#### STATED PROBLEM:
Set out each line from the following listing that includes the word "great".

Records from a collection
(begin)
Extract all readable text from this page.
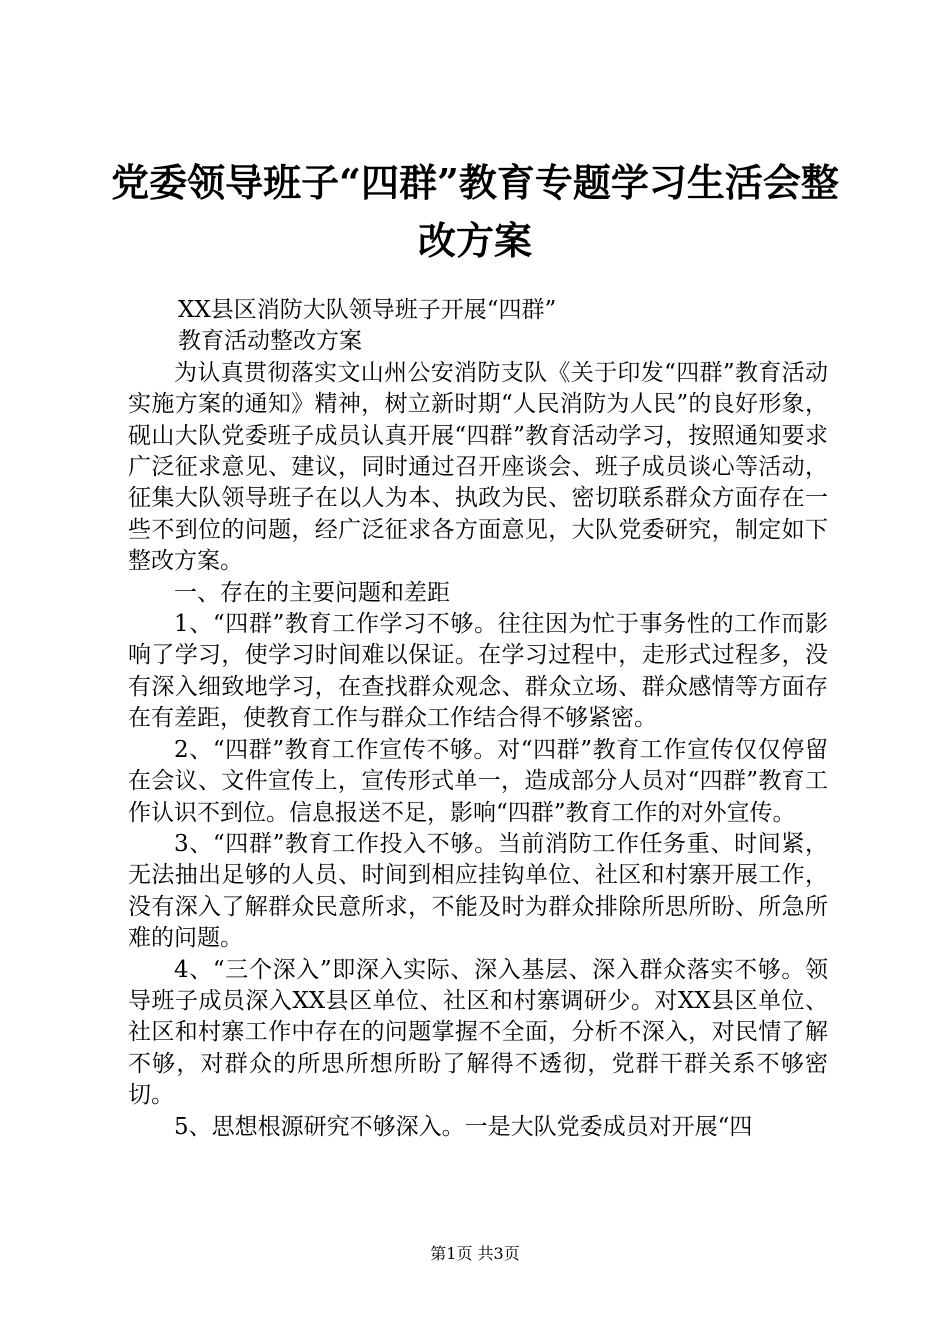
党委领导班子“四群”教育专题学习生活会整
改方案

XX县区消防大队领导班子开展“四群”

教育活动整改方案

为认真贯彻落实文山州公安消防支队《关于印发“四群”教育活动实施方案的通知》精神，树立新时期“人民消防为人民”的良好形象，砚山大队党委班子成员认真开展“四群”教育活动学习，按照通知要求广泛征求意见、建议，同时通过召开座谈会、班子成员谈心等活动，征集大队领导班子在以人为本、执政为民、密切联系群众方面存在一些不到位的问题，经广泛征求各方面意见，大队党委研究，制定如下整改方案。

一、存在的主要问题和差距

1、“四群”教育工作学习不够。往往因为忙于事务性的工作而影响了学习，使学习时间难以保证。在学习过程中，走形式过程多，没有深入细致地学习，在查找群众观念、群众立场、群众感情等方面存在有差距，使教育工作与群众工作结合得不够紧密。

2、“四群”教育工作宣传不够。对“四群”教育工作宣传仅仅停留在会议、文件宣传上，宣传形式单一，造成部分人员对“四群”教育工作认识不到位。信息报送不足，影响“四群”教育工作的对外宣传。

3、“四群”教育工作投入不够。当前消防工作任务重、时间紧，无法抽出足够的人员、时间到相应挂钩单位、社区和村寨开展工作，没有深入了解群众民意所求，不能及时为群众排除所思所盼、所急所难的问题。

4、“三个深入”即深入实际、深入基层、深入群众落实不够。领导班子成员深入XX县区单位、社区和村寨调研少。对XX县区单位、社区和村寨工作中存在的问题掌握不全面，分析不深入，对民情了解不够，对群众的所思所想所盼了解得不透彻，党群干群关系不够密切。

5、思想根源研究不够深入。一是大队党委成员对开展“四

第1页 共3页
(end)
(begin)
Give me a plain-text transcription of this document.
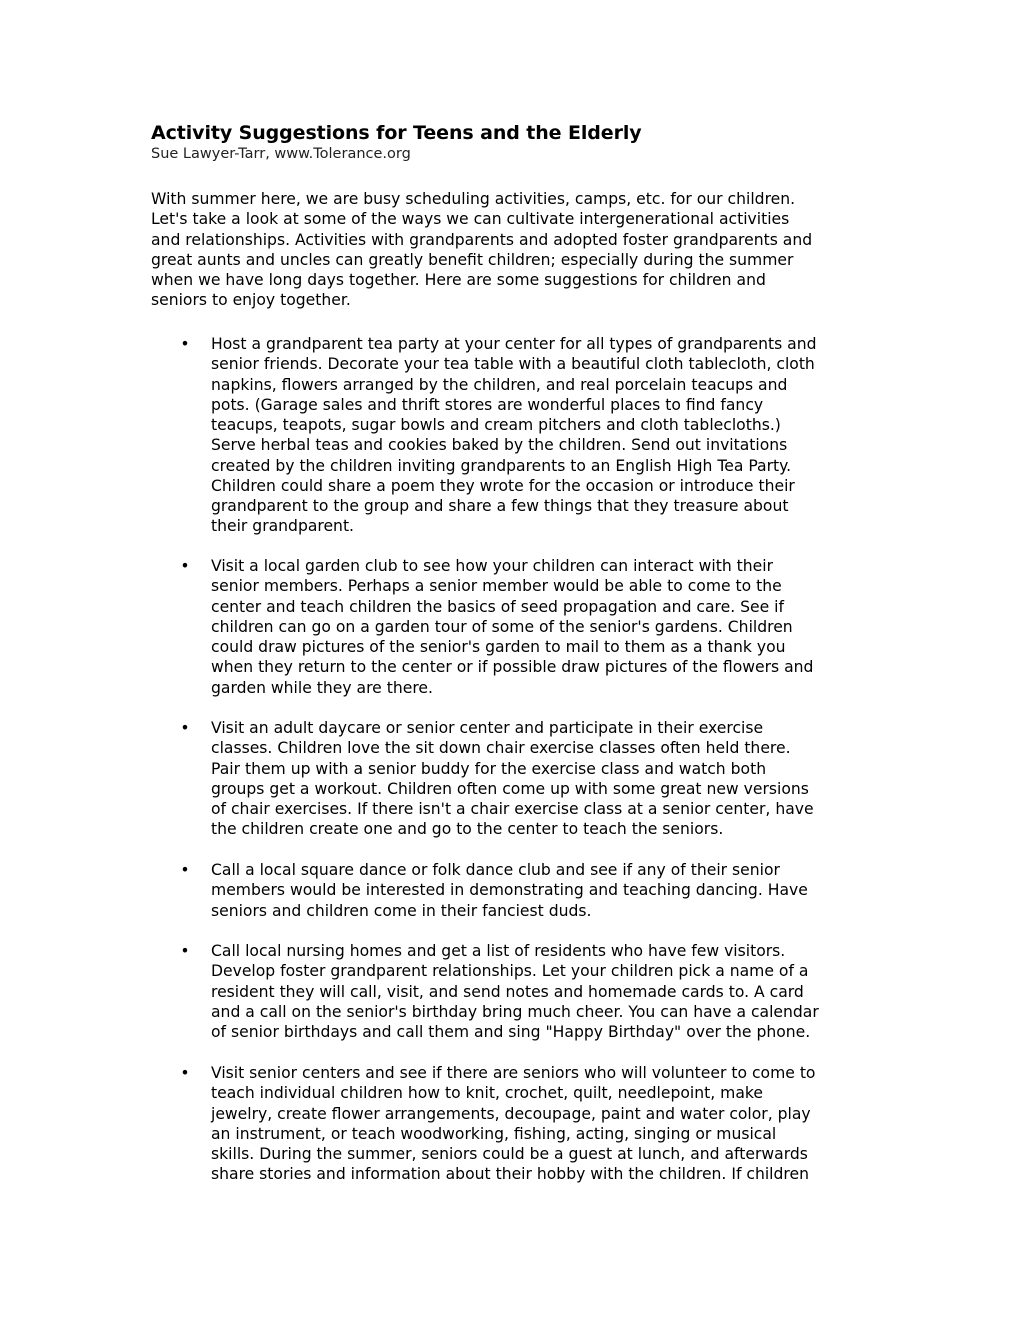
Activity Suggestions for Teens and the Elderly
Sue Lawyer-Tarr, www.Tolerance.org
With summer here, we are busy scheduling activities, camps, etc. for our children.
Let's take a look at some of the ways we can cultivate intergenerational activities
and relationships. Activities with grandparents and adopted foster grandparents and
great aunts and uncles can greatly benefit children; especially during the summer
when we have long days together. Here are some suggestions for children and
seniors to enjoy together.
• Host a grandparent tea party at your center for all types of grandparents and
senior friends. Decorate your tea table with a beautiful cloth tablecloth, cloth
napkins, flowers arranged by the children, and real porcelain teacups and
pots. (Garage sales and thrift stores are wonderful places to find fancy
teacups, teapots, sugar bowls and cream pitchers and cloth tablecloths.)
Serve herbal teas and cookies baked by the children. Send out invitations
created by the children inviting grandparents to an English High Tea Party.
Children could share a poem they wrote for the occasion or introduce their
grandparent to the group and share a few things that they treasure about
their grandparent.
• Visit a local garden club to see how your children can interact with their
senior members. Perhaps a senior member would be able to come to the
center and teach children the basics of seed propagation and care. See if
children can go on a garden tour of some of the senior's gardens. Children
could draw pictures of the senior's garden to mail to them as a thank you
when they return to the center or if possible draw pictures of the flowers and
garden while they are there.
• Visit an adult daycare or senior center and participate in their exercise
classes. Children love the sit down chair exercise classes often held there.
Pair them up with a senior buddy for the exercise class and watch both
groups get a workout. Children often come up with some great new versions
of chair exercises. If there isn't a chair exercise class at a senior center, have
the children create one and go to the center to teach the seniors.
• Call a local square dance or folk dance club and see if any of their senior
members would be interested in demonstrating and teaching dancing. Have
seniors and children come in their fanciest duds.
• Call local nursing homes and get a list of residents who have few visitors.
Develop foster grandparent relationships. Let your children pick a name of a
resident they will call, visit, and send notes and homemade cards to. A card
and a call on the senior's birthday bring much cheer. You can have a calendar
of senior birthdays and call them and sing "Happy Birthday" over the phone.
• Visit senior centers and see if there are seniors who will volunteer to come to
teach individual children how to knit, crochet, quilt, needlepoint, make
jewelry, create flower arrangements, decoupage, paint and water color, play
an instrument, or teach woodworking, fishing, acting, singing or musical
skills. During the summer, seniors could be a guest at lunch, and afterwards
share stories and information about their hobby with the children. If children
(end)
(begin)
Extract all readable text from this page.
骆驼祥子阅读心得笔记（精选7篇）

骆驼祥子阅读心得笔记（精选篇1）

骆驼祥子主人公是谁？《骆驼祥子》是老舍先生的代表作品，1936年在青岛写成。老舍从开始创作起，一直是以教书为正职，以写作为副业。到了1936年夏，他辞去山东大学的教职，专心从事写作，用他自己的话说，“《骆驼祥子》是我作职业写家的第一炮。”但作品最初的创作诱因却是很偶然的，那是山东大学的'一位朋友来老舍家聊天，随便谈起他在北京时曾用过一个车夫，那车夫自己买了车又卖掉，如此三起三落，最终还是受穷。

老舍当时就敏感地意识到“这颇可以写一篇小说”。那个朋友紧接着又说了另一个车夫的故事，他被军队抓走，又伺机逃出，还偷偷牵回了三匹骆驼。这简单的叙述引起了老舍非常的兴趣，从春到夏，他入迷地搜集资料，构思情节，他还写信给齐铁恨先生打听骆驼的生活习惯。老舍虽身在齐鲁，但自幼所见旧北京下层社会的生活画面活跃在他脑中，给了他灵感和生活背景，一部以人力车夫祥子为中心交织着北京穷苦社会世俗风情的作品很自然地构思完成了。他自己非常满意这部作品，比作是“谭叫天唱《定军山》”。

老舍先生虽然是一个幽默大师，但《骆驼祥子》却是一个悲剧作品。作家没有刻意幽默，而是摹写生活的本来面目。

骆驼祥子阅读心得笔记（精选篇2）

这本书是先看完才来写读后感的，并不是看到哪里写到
(end)
#### RESPONSE:
great aunts and uncles can greatly benefit children; especially during the summer
groups get a workout. Children often come up with some great new versions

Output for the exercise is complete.